• Data section:
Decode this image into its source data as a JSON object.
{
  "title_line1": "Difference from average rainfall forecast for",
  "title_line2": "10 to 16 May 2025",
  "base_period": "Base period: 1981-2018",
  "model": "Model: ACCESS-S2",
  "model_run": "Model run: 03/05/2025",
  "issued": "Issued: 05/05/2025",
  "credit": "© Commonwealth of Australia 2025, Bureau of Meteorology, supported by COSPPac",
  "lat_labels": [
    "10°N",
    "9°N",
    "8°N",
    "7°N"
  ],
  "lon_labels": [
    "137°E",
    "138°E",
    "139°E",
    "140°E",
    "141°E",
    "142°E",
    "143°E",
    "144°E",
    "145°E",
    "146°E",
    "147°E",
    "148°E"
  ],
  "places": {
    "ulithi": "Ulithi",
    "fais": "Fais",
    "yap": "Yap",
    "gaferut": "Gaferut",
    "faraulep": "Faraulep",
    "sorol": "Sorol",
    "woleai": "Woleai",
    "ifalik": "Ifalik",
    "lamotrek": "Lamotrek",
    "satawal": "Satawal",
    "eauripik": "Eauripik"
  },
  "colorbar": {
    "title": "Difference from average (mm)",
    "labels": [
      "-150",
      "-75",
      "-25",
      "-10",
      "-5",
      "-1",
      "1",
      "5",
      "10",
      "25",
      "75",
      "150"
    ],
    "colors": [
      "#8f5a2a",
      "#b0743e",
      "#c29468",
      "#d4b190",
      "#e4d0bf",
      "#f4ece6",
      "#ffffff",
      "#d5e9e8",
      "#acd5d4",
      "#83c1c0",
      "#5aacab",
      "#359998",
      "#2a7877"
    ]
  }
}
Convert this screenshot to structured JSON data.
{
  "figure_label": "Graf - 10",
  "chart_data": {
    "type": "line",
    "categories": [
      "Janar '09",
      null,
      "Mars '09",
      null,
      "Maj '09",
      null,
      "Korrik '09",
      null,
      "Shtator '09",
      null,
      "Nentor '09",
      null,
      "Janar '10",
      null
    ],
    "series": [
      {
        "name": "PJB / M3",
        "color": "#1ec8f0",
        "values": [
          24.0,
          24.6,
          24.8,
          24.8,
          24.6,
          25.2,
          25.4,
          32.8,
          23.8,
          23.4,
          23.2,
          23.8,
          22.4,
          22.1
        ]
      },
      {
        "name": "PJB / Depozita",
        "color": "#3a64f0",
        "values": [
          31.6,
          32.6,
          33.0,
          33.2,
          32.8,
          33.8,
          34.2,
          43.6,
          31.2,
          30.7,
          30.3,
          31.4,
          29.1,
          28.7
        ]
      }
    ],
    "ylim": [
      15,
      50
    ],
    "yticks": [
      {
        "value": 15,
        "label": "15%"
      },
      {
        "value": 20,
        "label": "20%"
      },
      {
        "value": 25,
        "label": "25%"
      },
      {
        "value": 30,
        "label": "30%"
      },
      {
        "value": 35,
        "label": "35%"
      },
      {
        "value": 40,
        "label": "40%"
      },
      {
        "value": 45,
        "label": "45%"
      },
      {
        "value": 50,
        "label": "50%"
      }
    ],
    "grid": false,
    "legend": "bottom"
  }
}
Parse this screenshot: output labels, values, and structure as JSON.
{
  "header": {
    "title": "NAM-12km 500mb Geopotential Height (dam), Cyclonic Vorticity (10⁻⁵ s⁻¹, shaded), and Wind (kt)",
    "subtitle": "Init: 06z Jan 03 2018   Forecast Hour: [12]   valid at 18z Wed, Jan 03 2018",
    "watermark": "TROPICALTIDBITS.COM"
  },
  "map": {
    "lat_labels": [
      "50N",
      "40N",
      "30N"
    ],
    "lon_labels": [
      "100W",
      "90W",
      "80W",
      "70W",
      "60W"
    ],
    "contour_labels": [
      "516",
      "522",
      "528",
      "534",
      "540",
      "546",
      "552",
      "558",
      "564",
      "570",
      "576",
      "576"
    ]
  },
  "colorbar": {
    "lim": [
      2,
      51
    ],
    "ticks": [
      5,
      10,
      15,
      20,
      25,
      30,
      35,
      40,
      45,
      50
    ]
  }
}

• Written task: Output exactly the lines between the one containing "Parse this screenshot: output" and the final line above, both inclusive.

• Correct response:
Parse this screenshot: output labels, values, and structure as JSON.
{
  "header": {
    "title": "NAM-12km 500mb Geopotential Height (dam), Cyclonic Vorticity (10⁻⁵ s⁻¹, shaded), and Wind (kt)",
    "subtitle": "Init: 06z Jan 03 2018   Forecast Hour: [12]   valid at 18z Wed, Jan 03 2018",
    "watermark": "TROPICALTIDBITS.COM"
  },
  "map": {
    "lat_labels": [
      "50N",
      "40N",
      "30N"
    ],
    "lon_labels": [
      "100W",
      "90W",
      "80W",
      "70W",
      "60W"
    ],
    "contour_labels": [
      "516",
      "522",
      "528",
      "534",
      "540",
      "546",
      "552",
      "558",
      "564",
      "570",
      "576",
      "576"
    ]
  },
  "colorbar": {
    "lim": [
      2,
      51
    ],
    "ticks": [
      5,
      10,
      15,
      20,
      25,
      30,
      35,
      40,
      45,
      50
    ]
  }
}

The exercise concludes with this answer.